-- Start --
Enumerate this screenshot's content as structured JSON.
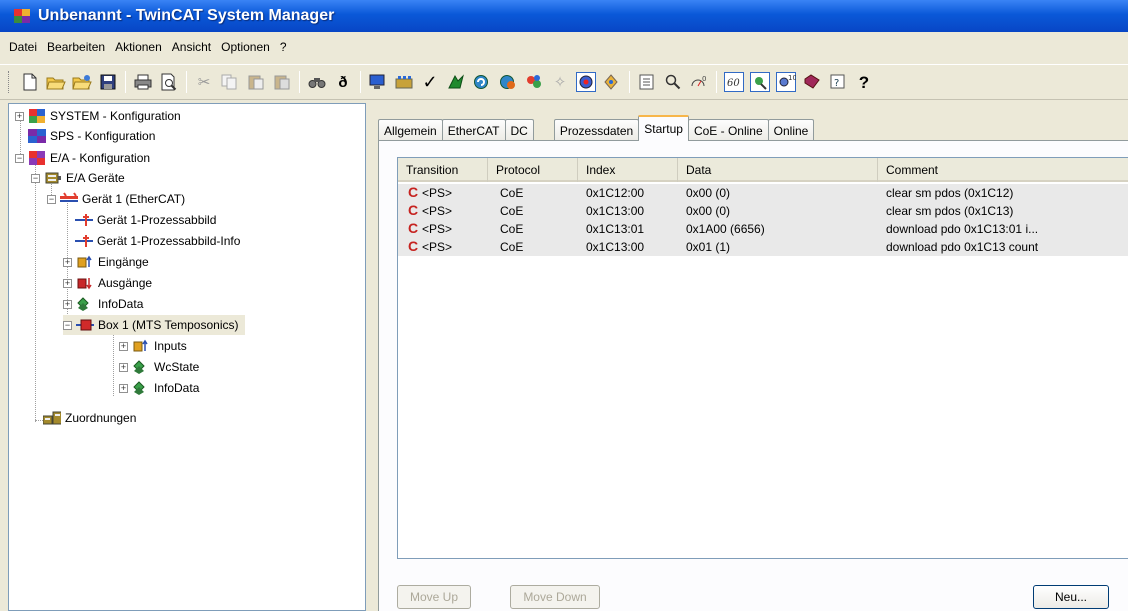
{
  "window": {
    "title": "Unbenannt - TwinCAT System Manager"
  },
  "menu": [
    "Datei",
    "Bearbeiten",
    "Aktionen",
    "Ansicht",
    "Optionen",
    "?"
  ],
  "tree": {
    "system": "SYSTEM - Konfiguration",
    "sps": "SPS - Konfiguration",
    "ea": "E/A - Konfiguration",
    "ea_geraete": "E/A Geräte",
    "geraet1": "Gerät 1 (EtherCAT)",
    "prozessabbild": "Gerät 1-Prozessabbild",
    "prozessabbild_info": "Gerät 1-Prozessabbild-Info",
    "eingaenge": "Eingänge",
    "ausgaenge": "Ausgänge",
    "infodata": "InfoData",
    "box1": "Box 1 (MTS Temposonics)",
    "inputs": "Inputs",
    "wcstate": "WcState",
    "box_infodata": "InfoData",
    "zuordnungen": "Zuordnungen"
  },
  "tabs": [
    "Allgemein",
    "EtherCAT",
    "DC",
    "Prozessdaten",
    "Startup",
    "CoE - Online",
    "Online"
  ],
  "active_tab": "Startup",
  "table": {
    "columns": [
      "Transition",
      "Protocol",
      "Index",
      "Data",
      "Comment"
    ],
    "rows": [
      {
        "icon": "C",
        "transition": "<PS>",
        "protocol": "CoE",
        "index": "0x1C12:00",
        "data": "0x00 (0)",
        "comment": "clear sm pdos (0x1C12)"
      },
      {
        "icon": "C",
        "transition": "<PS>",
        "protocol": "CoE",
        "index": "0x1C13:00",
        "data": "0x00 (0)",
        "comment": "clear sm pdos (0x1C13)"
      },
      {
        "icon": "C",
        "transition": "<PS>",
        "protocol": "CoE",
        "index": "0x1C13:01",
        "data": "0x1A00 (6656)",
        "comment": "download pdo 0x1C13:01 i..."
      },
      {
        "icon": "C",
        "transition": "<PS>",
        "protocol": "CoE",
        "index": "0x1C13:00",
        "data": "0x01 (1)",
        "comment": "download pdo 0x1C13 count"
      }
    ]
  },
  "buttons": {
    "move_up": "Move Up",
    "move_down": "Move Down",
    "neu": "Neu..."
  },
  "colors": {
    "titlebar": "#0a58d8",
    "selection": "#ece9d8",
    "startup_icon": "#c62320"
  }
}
-- End --
Required work: Pull out all lines from the listing that contain the string "pdos".

Output:
        "comment": "clear sm pdos (0x1C12)"
        "comment": "clear sm pdos (0x1C13)"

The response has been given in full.